Search the data below for the word "Granarolo" and copy each line that holds it.
━━━━━ Source records
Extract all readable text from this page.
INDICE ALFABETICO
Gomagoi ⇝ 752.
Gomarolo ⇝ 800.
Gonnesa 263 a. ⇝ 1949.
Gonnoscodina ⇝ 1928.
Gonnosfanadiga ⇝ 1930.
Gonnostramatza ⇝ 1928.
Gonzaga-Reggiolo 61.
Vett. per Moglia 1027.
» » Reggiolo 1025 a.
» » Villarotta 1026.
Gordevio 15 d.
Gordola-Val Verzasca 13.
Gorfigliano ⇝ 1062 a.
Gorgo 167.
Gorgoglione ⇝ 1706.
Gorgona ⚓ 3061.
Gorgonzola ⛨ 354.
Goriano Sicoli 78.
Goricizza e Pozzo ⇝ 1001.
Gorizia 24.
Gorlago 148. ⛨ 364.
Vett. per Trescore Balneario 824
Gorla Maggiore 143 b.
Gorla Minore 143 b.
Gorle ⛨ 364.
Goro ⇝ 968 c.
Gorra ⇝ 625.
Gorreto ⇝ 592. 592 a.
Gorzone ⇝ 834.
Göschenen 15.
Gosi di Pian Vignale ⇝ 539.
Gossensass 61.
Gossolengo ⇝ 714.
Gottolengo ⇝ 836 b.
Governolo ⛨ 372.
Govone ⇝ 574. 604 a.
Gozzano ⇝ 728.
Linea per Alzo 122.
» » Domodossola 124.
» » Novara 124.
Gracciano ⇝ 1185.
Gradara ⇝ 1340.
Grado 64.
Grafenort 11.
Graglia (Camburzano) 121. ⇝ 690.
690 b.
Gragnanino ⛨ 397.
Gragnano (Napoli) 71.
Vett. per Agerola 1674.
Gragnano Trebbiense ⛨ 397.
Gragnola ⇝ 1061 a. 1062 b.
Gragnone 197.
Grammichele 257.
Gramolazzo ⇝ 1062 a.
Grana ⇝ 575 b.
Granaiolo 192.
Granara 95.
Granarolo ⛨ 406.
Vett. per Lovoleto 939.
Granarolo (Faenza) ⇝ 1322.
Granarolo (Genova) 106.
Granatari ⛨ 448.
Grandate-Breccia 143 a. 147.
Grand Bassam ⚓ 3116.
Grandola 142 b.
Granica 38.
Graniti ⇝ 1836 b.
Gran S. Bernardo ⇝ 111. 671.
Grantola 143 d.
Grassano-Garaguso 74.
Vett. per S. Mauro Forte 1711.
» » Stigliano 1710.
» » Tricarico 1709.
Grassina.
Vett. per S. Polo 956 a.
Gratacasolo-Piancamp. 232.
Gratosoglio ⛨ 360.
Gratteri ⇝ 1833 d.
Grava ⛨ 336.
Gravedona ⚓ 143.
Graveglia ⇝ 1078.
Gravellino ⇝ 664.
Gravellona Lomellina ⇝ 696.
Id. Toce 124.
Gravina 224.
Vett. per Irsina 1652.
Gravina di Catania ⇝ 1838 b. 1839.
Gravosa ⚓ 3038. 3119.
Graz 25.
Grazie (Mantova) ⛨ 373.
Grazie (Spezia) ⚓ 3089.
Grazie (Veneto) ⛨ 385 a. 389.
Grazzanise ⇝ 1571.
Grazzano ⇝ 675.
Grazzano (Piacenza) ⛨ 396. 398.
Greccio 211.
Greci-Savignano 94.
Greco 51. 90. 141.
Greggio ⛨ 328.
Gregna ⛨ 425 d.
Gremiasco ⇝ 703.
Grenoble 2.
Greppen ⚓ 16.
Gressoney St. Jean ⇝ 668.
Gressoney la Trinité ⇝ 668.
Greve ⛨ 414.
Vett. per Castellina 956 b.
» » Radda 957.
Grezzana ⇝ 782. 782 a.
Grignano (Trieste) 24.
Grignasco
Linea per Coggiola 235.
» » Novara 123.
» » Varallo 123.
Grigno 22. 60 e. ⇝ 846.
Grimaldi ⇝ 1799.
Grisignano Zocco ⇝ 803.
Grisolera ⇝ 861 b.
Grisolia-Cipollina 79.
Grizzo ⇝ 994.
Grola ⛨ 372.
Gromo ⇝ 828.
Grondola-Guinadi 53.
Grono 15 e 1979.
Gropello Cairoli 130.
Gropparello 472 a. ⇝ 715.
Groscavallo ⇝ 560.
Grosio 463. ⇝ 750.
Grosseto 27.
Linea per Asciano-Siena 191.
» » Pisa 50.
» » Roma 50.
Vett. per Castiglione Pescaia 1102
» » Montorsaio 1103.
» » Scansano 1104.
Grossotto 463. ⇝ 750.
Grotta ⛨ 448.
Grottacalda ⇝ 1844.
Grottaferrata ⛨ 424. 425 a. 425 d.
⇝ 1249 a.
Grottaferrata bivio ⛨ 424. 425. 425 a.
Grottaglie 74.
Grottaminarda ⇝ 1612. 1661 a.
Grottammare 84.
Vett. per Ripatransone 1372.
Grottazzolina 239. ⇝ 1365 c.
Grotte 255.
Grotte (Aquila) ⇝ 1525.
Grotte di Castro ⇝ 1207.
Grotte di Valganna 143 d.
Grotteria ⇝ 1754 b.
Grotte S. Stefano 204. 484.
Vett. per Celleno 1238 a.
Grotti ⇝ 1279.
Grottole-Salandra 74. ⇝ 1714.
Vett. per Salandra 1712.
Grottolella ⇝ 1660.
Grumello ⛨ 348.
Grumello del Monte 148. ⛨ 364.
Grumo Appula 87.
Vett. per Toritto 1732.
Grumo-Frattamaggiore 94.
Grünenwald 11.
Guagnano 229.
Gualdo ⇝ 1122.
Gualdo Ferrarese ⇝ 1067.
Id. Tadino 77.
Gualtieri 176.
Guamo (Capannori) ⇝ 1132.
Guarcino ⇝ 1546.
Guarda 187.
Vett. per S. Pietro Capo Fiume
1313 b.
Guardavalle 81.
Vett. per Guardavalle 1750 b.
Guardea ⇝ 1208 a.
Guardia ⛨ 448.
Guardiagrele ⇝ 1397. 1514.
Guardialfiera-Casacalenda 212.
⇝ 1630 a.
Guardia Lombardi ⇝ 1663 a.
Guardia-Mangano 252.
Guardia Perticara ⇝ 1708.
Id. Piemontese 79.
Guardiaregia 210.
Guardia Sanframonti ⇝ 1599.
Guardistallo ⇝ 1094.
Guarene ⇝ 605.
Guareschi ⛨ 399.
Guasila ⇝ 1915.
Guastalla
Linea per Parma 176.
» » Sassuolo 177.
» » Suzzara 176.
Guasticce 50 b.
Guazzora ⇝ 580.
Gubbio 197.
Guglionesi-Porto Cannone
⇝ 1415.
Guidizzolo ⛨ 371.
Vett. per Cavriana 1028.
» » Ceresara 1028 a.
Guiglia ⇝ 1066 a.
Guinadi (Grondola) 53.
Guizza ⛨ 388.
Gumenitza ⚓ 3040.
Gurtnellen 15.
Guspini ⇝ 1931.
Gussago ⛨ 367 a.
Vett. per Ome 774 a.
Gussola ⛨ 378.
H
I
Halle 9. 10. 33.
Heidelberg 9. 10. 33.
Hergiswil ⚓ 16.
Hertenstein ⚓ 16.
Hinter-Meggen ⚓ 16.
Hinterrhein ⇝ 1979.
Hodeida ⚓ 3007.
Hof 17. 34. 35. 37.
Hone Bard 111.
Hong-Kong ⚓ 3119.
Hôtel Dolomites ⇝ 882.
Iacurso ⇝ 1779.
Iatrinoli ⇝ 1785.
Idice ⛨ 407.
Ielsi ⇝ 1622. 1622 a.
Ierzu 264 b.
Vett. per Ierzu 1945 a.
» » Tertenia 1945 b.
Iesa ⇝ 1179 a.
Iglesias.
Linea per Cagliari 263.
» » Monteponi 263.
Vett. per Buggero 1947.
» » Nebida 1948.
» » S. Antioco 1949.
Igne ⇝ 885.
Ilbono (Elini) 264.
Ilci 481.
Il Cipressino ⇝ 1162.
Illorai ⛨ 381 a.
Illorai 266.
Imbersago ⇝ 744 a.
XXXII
━━━━━━━━━━
* _Result of the task_
Granarolo ⛨ 406.
Granarolo (Faenza) ⇝ 1322.
Granarolo (Genova) 106.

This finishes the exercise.